◆ EXERCISE DESCRIPTION
Below is a listing to transcribe in full and exactly; keep the pictures out.

◆ GIVEN DATA
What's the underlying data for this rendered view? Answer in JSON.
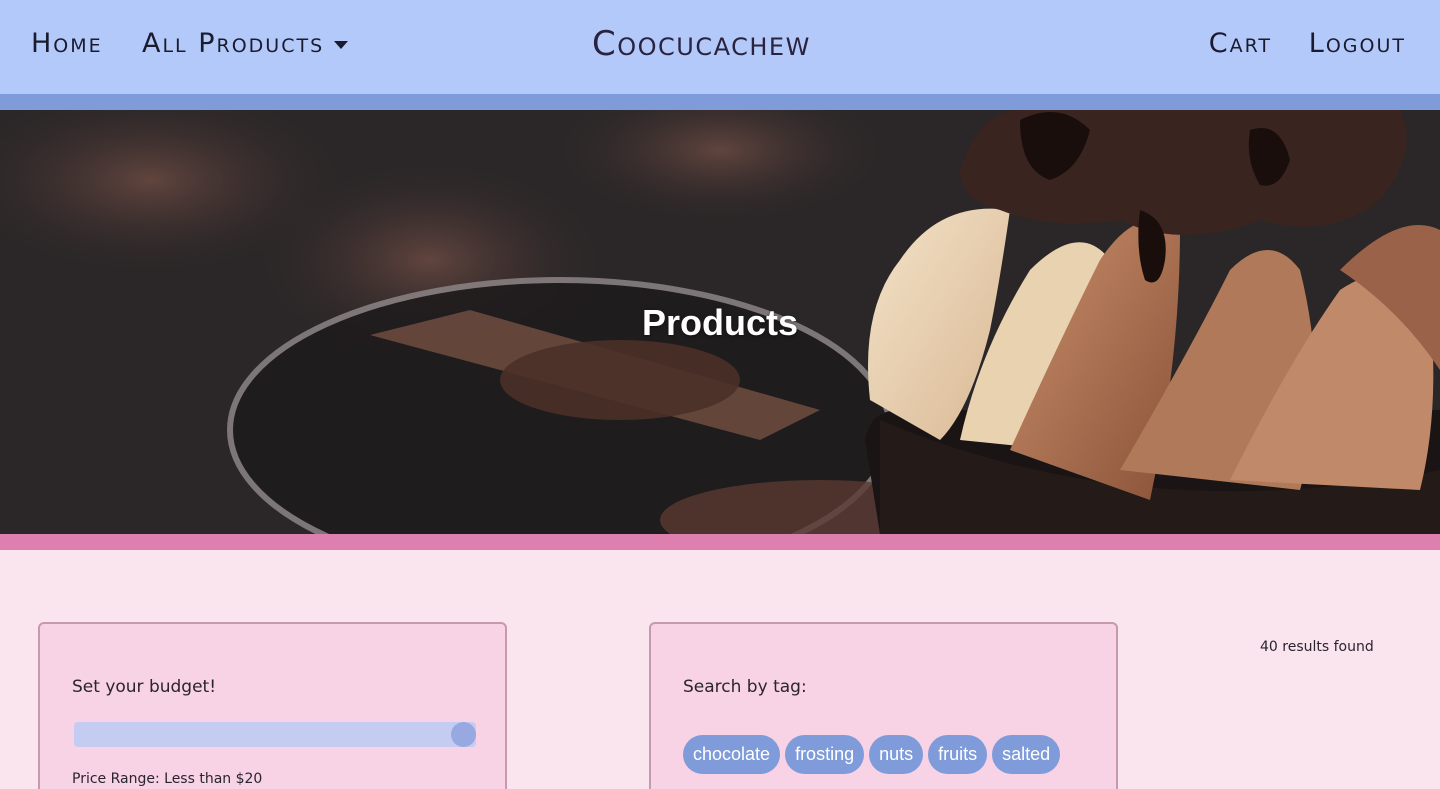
{
  "nav": {
    "home": "Home",
    "all_products": "All Products",
    "brand": "Coocucachew",
    "cart": "Cart",
    "logout": "Logout"
  },
  "hero": {
    "title": "Products"
  },
  "filters": {
    "budget": {
      "label": "Set your budget!",
      "slider_fraction": 0.97,
      "range_text": "Price Range: Less than $20"
    },
    "tags": {
      "label": "Search by tag:",
      "items": [
        "chocolate",
        "frosting",
        "nuts",
        "fruits",
        "salted"
      ]
    }
  },
  "results": {
    "count_text": "40 results found"
  },
  "colors": {
    "navbar": "#b3c9f9",
    "nav_border": "#7f9bd9",
    "hero_border": "#dd80b0",
    "page_bg": "#fae4ee",
    "panel_bg": "#f8d2e5",
    "tag_bg": "#7f9bd9"
  }
}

◆ SOLUTION TO THIS PROBLEM
What's the underlying data for this rendered view? Answer in JSON.
{
  "nav": {
    "home": "Home",
    "all_products": "All Products",
    "brand": "Coocucachew",
    "cart": "Cart",
    "logout": "Logout"
  },
  "hero": {
    "title": "Products"
  },
  "filters": {
    "budget": {
      "label": "Set your budget!",
      "slider_fraction": 0.97,
      "range_text": "Price Range: Less than $20"
    },
    "tags": {
      "label": "Search by tag:",
      "items": [
        "chocolate",
        "frosting",
        "nuts",
        "fruits",
        "salted"
      ]
    }
  },
  "results": {
    "count_text": "40 results found"
  },
  "colors": {
    "navbar": "#b3c9f9",
    "nav_border": "#7f9bd9",
    "hero_border": "#dd80b0",
    "page_bg": "#fae4ee",
    "panel_bg": "#f8d2e5",
    "tag_bg": "#7f9bd9"
  }
}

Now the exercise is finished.